Materials provided
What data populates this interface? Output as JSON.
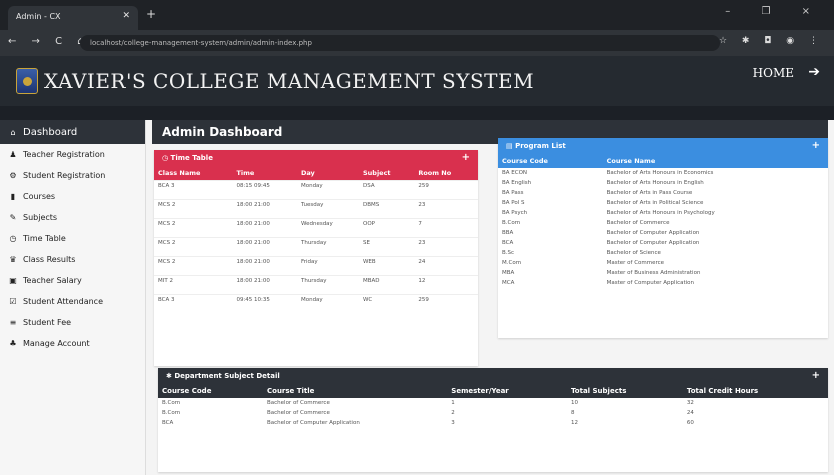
{
  "browser": {
    "tab_title": "Admin - CX",
    "url": "localhost/college-management-system/admin/admin-index.php",
    "nav_icons": "← → C ⌂",
    "window_controls": "– ❐ ×"
  },
  "header": {
    "title": "XAVIER'S COLLEGE MANAGEMENT SYSTEM",
    "home_label": "HOME"
  },
  "sidebar": {
    "items": [
      {
        "label": "Dashboard",
        "icon": "home-icon",
        "glyph": "⌂"
      },
      {
        "label": "Teacher Registration",
        "icon": "user-icon",
        "glyph": "♟"
      },
      {
        "label": "Student Registration",
        "icon": "gear-icon",
        "glyph": "⚙"
      },
      {
        "label": "Courses",
        "icon": "book-icon",
        "glyph": "▮"
      },
      {
        "label": "Subjects",
        "icon": "edit-icon",
        "glyph": "✎"
      },
      {
        "label": "Time Table",
        "icon": "clock-icon",
        "glyph": "◷"
      },
      {
        "label": "Class Results",
        "icon": "trophy-icon",
        "glyph": "♛"
      },
      {
        "label": "Teacher Salary",
        "icon": "money-icon",
        "glyph": "▣"
      },
      {
        "label": "Student Attendance",
        "icon": "check-icon",
        "glyph": "☑"
      },
      {
        "label": "Student Fee",
        "icon": "list-icon",
        "glyph": "≡"
      },
      {
        "label": "Manage Account",
        "icon": "users-icon",
        "glyph": "♣"
      }
    ]
  },
  "main": {
    "page_title": "Admin Dashboard",
    "timetable": {
      "title": "Time Table",
      "columns": [
        "Class Name",
        "Time",
        "Day",
        "Subject",
        "Room No"
      ],
      "rows": [
        [
          "BCA 3",
          "08:15 09:45",
          "Monday",
          "DSA",
          "259"
        ],
        [
          "MCS 2",
          "18:00 21:00",
          "Tuesday",
          "DBMS",
          "23"
        ],
        [
          "MCS 2",
          "18:00 21:00",
          "Wednesday",
          "OOP",
          "7"
        ],
        [
          "MCS 2",
          "18:00 21:00",
          "Thursday",
          "SE",
          "23"
        ],
        [
          "MCS 2",
          "18:00 21:00",
          "Friday",
          "WEB",
          "24"
        ],
        [
          "MIT 2",
          "18:00 21:00",
          "Thursday",
          "MBAD",
          "12"
        ],
        [
          "BCA 3",
          "09:45 10:35",
          "Monday",
          "WC",
          "259"
        ]
      ]
    },
    "programs": {
      "title": "Program List",
      "columns": [
        "Course Code",
        "Course Name"
      ],
      "rows": [
        [
          "BA ECON",
          "Bachelor of Arts Honours in Economics"
        ],
        [
          "BA English",
          "Bachelor of Arts Honours in English"
        ],
        [
          "BA Pass",
          "Bachelor of Arts in Pass Course"
        ],
        [
          "BA Pol S",
          "Bachelor of Arts in Political Science"
        ],
        [
          "BA Psych",
          "Bachelor of Arts Honours in Psychology"
        ],
        [
          "B.Com",
          "Bachelor of Commerce"
        ],
        [
          "BBA",
          "Bachelor of Computer Application"
        ],
        [
          "BCA",
          "Bachelor of Computer Application"
        ],
        [
          "B.Sc",
          "Bachelor of Science"
        ],
        [
          "M.Com",
          "Master of Commerce"
        ],
        [
          "MBA",
          "Master of Business Administration"
        ],
        [
          "MCA",
          "Master of Computer Application"
        ]
      ]
    },
    "department": {
      "title": "Department Subject Detail",
      "columns": [
        "Course Code",
        "Course Title",
        "Semester/Year",
        "Total Subjects",
        "Total Credit Hours"
      ],
      "rows": [
        [
          "B.Com",
          "Bachelor of Commerce",
          "1",
          "10",
          "32"
        ],
        [
          "B.Com",
          "Bachelor of Commerce",
          "2",
          "8",
          "24"
        ],
        [
          "BCA",
          "Bachelor of Computer Application",
          "3",
          "12",
          "60"
        ]
      ]
    }
  }
}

Directions for this task
A faithful copy of the records above is needed, with the pictures left out.

Task result
What data populates this interface? Output as JSON.
{
  "browser": {
    "tab_title": "Admin - CX",
    "url": "localhost/college-management-system/admin/admin-index.php",
    "nav_icons": "← → C ⌂",
    "window_controls": "– ❐ ×"
  },
  "header": {
    "title": "XAVIER'S COLLEGE MANAGEMENT SYSTEM",
    "home_label": "HOME"
  },
  "sidebar": {
    "items": [
      {
        "label": "Dashboard",
        "icon": "home-icon",
        "glyph": "⌂"
      },
      {
        "label": "Teacher Registration",
        "icon": "user-icon",
        "glyph": "♟"
      },
      {
        "label": "Student Registration",
        "icon": "gear-icon",
        "glyph": "⚙"
      },
      {
        "label": "Courses",
        "icon": "book-icon",
        "glyph": "▮"
      },
      {
        "label": "Subjects",
        "icon": "edit-icon",
        "glyph": "✎"
      },
      {
        "label": "Time Table",
        "icon": "clock-icon",
        "glyph": "◷"
      },
      {
        "label": "Class Results",
        "icon": "trophy-icon",
        "glyph": "♛"
      },
      {
        "label": "Teacher Salary",
        "icon": "money-icon",
        "glyph": "▣"
      },
      {
        "label": "Student Attendance",
        "icon": "check-icon",
        "glyph": "☑"
      },
      {
        "label": "Student Fee",
        "icon": "list-icon",
        "glyph": "≡"
      },
      {
        "label": "Manage Account",
        "icon": "users-icon",
        "glyph": "♣"
      }
    ]
  },
  "main": {
    "page_title": "Admin Dashboard",
    "timetable": {
      "title": "Time Table",
      "columns": [
        "Class Name",
        "Time",
        "Day",
        "Subject",
        "Room No"
      ],
      "rows": [
        [
          "BCA 3",
          "08:15 09:45",
          "Monday",
          "DSA",
          "259"
        ],
        [
          "MCS 2",
          "18:00 21:00",
          "Tuesday",
          "DBMS",
          "23"
        ],
        [
          "MCS 2",
          "18:00 21:00",
          "Wednesday",
          "OOP",
          "7"
        ],
        [
          "MCS 2",
          "18:00 21:00",
          "Thursday",
          "SE",
          "23"
        ],
        [
          "MCS 2",
          "18:00 21:00",
          "Friday",
          "WEB",
          "24"
        ],
        [
          "MIT 2",
          "18:00 21:00",
          "Thursday",
          "MBAD",
          "12"
        ],
        [
          "BCA 3",
          "09:45 10:35",
          "Monday",
          "WC",
          "259"
        ]
      ]
    },
    "programs": {
      "title": "Program List",
      "columns": [
        "Course Code",
        "Course Name"
      ],
      "rows": [
        [
          "BA ECON",
          "Bachelor of Arts Honours in Economics"
        ],
        [
          "BA English",
          "Bachelor of Arts Honours in English"
        ],
        [
          "BA Pass",
          "Bachelor of Arts in Pass Course"
        ],
        [
          "BA Pol S",
          "Bachelor of Arts in Political Science"
        ],
        [
          "BA Psych",
          "Bachelor of Arts Honours in Psychology"
        ],
        [
          "B.Com",
          "Bachelor of Commerce"
        ],
        [
          "BBA",
          "Bachelor of Computer Application"
        ],
        [
          "BCA",
          "Bachelor of Computer Application"
        ],
        [
          "B.Sc",
          "Bachelor of Science"
        ],
        [
          "M.Com",
          "Master of Commerce"
        ],
        [
          "MBA",
          "Master of Business Administration"
        ],
        [
          "MCA",
          "Master of Computer Application"
        ]
      ]
    },
    "department": {
      "title": "Department Subject Detail",
      "columns": [
        "Course Code",
        "Course Title",
        "Semester/Year",
        "Total Subjects",
        "Total Credit Hours"
      ],
      "rows": [
        [
          "B.Com",
          "Bachelor of Commerce",
          "1",
          "10",
          "32"
        ],
        [
          "B.Com",
          "Bachelor of Commerce",
          "2",
          "8",
          "24"
        ],
        [
          "BCA",
          "Bachelor of Computer Application",
          "3",
          "12",
          "60"
        ]
      ]
    }
  }
}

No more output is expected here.